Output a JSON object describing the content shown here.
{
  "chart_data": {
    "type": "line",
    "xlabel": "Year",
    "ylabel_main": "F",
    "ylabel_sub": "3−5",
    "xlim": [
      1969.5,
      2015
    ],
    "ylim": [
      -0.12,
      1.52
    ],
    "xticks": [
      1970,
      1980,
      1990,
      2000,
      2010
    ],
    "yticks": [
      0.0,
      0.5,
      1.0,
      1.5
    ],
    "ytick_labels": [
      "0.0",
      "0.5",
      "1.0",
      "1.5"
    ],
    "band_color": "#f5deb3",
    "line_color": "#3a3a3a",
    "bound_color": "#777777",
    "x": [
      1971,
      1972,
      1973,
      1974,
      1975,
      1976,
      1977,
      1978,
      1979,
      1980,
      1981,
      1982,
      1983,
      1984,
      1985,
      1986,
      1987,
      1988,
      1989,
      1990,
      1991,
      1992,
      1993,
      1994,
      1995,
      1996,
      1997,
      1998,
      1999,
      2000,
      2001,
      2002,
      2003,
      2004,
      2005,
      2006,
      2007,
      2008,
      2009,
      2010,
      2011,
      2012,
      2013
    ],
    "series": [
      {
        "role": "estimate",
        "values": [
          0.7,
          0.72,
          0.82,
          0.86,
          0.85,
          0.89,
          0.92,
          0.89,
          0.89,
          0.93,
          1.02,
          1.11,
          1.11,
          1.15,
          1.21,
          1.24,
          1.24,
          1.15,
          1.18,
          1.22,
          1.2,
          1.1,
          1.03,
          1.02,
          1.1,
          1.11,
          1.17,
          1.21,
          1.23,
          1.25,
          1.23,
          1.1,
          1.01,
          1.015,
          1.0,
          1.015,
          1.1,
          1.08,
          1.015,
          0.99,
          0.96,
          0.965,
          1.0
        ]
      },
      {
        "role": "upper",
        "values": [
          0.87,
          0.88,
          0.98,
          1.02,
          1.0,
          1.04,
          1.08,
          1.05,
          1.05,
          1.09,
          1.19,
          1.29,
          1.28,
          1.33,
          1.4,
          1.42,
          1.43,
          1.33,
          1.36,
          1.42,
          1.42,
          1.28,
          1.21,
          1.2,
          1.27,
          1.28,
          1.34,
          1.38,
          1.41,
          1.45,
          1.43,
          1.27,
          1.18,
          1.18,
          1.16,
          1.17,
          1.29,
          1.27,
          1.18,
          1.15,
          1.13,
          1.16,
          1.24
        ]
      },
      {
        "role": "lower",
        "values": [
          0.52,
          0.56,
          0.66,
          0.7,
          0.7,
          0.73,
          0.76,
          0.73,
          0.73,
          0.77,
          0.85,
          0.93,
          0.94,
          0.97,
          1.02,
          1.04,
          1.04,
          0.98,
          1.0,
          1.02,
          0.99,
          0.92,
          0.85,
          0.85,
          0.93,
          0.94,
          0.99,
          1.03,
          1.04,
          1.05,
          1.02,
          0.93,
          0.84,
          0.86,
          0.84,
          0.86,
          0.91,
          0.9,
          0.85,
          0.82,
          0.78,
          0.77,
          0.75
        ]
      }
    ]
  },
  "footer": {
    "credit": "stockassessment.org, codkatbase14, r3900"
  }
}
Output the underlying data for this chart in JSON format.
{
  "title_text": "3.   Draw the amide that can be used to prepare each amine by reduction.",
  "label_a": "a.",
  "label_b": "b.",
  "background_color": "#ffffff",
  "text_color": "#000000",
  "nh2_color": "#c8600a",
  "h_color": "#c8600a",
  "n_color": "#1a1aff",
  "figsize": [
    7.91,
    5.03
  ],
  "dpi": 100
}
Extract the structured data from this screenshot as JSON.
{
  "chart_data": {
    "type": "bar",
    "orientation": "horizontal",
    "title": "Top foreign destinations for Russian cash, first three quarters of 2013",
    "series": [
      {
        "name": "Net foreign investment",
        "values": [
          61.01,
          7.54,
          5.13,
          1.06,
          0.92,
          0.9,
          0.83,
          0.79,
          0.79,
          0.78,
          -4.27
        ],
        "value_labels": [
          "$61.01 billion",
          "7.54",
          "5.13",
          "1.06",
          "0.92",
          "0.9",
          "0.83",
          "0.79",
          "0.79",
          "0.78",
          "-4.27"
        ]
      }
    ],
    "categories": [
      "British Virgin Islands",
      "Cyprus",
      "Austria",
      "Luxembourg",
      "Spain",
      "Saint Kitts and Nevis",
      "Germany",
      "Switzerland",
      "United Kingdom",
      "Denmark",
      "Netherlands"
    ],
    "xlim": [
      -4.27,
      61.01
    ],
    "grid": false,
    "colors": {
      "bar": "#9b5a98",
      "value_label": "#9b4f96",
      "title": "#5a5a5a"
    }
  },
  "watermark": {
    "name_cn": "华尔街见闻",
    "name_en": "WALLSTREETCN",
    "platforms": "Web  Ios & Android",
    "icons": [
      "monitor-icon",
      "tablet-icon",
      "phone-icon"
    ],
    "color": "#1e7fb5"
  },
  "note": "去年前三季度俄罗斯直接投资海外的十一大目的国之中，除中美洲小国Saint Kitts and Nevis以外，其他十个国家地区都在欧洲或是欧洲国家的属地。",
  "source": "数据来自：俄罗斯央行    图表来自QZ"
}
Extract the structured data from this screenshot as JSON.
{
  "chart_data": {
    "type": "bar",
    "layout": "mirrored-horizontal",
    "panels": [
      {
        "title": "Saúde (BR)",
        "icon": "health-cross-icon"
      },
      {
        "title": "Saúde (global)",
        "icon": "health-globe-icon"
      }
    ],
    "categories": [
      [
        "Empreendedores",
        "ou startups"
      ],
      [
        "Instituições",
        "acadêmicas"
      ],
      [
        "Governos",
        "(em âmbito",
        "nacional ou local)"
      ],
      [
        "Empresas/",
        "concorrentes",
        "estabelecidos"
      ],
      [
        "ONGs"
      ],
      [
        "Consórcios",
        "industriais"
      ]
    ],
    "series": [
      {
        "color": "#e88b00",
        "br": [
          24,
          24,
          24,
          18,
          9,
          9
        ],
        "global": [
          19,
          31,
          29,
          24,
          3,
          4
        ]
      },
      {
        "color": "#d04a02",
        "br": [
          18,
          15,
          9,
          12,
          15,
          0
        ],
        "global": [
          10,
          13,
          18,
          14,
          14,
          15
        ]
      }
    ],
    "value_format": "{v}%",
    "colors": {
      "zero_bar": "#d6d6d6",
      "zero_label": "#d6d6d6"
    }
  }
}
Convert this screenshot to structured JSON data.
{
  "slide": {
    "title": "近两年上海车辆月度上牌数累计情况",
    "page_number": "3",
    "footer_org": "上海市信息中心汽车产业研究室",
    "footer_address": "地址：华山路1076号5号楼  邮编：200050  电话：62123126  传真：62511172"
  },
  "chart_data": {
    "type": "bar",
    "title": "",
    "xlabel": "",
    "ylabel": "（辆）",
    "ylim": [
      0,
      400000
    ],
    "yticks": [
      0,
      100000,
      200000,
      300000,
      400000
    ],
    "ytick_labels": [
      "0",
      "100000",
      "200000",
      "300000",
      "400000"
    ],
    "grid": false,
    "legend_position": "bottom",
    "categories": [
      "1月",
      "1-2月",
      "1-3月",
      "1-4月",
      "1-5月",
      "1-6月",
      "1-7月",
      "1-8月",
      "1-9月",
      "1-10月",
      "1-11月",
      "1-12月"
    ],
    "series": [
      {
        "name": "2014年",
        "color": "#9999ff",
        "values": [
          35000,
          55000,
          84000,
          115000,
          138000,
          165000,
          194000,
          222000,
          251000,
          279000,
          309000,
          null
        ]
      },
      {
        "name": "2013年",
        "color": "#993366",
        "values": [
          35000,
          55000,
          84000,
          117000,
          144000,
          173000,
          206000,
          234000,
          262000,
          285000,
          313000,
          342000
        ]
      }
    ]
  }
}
---*---
Problem description - Copy each entry exactly, with nothing added or dropped.

Problem solution -
Output a JSON object describing the content shown here.
{
  "chart_data": {
    "type": "line",
    "xlabel": "Year",
    "ylabel_main": "F",
    "ylabel_sub": "3−5",
    "xlim": [
      1969.5,
      2015
    ],
    "ylim": [
      -0.12,
      1.52
    ],
    "xticks": [
      1970,
      1980,
      1990,
      2000,
      2010
    ],
    "yticks": [
      0.0,
      0.5,
      1.0,
      1.5
    ],
    "ytick_labels": [
      "0.0",
      "0.5",
      "1.0",
      "1.5"
    ],
    "band_color": "#f5deb3",
    "line_color": "#3a3a3a",
    "bound_color": "#777777",
    "x": [
      1971,
      1972,
      1973,
      1974,
      1975,
      1976,
      1977,
      1978,
      1979,
      1980,
      1981,
      1982,
      1983,
      1984,
      1985,
      1986,
      1987,
      1988,
      1989,
      1990,
      1991,
      1992,
      1993,
      1994,
      1995,
      1996,
      1997,
      1998,
      1999,
      2000,
      2001,
      2002,
      2003,
      2004,
      2005,
      2006,
      2007,
      2008,
      2009,
      2010,
      2011,
      2012,
      2013
    ],
    "series": [
      {
        "role": "estimate",
        "values": [
          0.7,
          0.72,
          0.82,
          0.86,
          0.85,
          0.89,
          0.92,
          0.89,
          0.89,
          0.93,
          1.02,
          1.11,
          1.11,
          1.15,
          1.21,
          1.24,
          1.24,
          1.15,
          1.18,
          1.22,
          1.2,
          1.1,
          1.03,
          1.02,
          1.1,
          1.11,
          1.17,
          1.21,
          1.23,
          1.25,
          1.23,
          1.1,
          1.01,
          1.015,
          1.0,
          1.015,
          1.1,
          1.08,
          1.015,
          0.99,
          0.96,
          0.965,
          1.0
        ]
      },
      {
        "role": "upper",
        "values": [
          0.87,
          0.88,
          0.98,
          1.02,
          1.0,
          1.04,
          1.08,
          1.05,
          1.05,
          1.09,
          1.19,
          1.29,
          1.28,
          1.33,
          1.4,
          1.42,
          1.43,
          1.33,
          1.36,
          1.42,
          1.42,
          1.28,
          1.21,
          1.2,
          1.27,
          1.28,
          1.34,
          1.38,
          1.41,
          1.45,
          1.43,
          1.27,
          1.18,
          1.18,
          1.16,
          1.17,
          1.29,
          1.27,
          1.18,
          1.15,
          1.13,
          1.16,
          1.24
        ]
      },
      {
        "role": "lower",
        "values": [
          0.52,
          0.56,
          0.66,
          0.7,
          0.7,
          0.73,
          0.76,
          0.73,
          0.73,
          0.77,
          0.85,
          0.93,
          0.94,
          0.97,
          1.02,
          1.04,
          1.04,
          0.98,
          1.0,
          1.02,
          0.99,
          0.92,
          0.85,
          0.85,
          0.93,
          0.94,
          0.99,
          1.03,
          1.04,
          1.05,
          1.02,
          0.93,
          0.84,
          0.86,
          0.84,
          0.86,
          0.91,
          0.9,
          0.85,
          0.82,
          0.78,
          0.77,
          0.75
        ]
      }
    ]
  },
  "footer": {
    "credit": "stockassessment.org, codkatbase14, r3900"
  }
}
Output the underlying data for this chart in JSON format.
{
  "title_text": "3.   Draw the amide that can be used to prepare each amine by reduction.",
  "label_a": "a.",
  "label_b": "b.",
  "background_color": "#ffffff",
  "text_color": "#000000",
  "nh2_color": "#c8600a",
  "h_color": "#c8600a",
  "n_color": "#1a1aff",
  "figsize": [
    7.91,
    5.03
  ],
  "dpi": 100
}
Extract the structured data from this screenshot as JSON.
{
  "chart_data": {
    "type": "bar",
    "orientation": "horizontal",
    "title": "Top foreign destinations for Russian cash, first three quarters of 2013",
    "series": [
      {
        "name": "Net foreign investment",
        "values": [
          61.01,
          7.54,
          5.13,
          1.06,
          0.92,
          0.9,
          0.83,
          0.79,
          0.79,
          0.78,
          -4.27
        ],
        "value_labels": [
          "$61.01 billion",
          "7.54",
          "5.13",
          "1.06",
          "0.92",
          "0.9",
          "0.83",
          "0.79",
          "0.79",
          "0.78",
          "-4.27"
        ]
      }
    ],
    "categories": [
      "British Virgin Islands",
      "Cyprus",
      "Austria",
      "Luxembourg",
      "Spain",
      "Saint Kitts and Nevis",
      "Germany",
      "Switzerland",
      "United Kingdom",
      "Denmark",
      "Netherlands"
    ],
    "xlim": [
      -4.27,
      61.01
    ],
    "grid": false,
    "colors": {
      "bar": "#9b5a98",
      "value_label": "#9b4f96",
      "title": "#5a5a5a"
    }
  },
  "watermark": {
    "name_cn": "华尔街见闻",
    "name_en": "WALLSTREETCN",
    "platforms": "Web  Ios & Android",
    "icons": [
      "monitor-icon",
      "tablet-icon",
      "phone-icon"
    ],
    "color": "#1e7fb5"
  },
  "note": "去年前三季度俄罗斯直接投资海外的十一大目的国之中，除中美洲小国Saint Kitts and Nevis以外，其他十个国家地区都在欧洲或是欧洲国家的属地。",
  "source": "数据来自：俄罗斯央行    图表来自QZ"
}
Extract the structured data from this screenshot as JSON.
{
  "chart_data": {
    "type": "bar",
    "layout": "mirrored-horizontal",
    "panels": [
      {
        "title": "Saúde (BR)",
        "icon": "health-cross-icon"
      },
      {
        "title": "Saúde (global)",
        "icon": "health-globe-icon"
      }
    ],
    "categories": [
      [
        "Empreendedores",
        "ou startups"
      ],
      [
        "Instituições",
        "acadêmicas"
      ],
      [
        "Governos",
        "(em âmbito",
        "nacional ou local)"
      ],
      [
        "Empresas/",
        "concorrentes",
        "estabelecidos"
      ],
      [
        "ONGs"
      ],
      [
        "Consórcios",
        "industriais"
      ]
    ],
    "series": [
      {
        "color": "#e88b00",
        "br": [
          24,
          24,
          24,
          18,
          9,
          9
        ],
        "global": [
          19,
          31,
          29,
          24,
          3,
          4
        ]
      },
      {
        "color": "#d04a02",
        "br": [
          18,
          15,
          9,
          12,
          15,
          0
        ],
        "global": [
          10,
          13,
          18,
          14,
          14,
          15
        ]
      }
    ],
    "value_format": "{v}%",
    "colors": {
      "zero_bar": "#d6d6d6",
      "zero_label": "#d6d6d6"
    }
  }
}
Convert this screenshot to structured JSON data.
{
  "slide": {
    "title": "近两年上海车辆月度上牌数累计情况",
    "page_number": "3",
    "footer_org": "上海市信息中心汽车产业研究室",
    "footer_address": "地址：华山路1076号5号楼  邮编：200050  电话：62123126  传真：62511172"
  },
  "chart_data": {
    "type": "bar",
    "title": "",
    "xlabel": "",
    "ylabel": "（辆）",
    "ylim": [
      0,
      400000
    ],
    "yticks": [
      0,
      100000,
      200000,
      300000,
      400000
    ],
    "ytick_labels": [
      "0",
      "100000",
      "200000",
      "300000",
      "400000"
    ],
    "grid": false,
    "legend_position": "bottom",
    "categories": [
      "1月",
      "1-2月",
      "1-3月",
      "1-4月",
      "1-5月",
      "1-6月",
      "1-7月",
      "1-8月",
      "1-9月",
      "1-10月",
      "1-11月",
      "1-12月"
    ],
    "series": [
      {
        "name": "2014年",
        "color": "#9999ff",
        "values": [
          35000,
          55000,
          84000,
          115000,
          138000,
          165000,
          194000,
          222000,
          251000,
          279000,
          309000,
          null
        ]
      },
      {
        "name": "2013年",
        "color": "#993366",
        "values": [
          35000,
          55000,
          84000,
          117000,
          144000,
          173000,
          206000,
          234000,
          262000,
          285000,
          313000,
          342000
        ]
      }
    ]
  }
}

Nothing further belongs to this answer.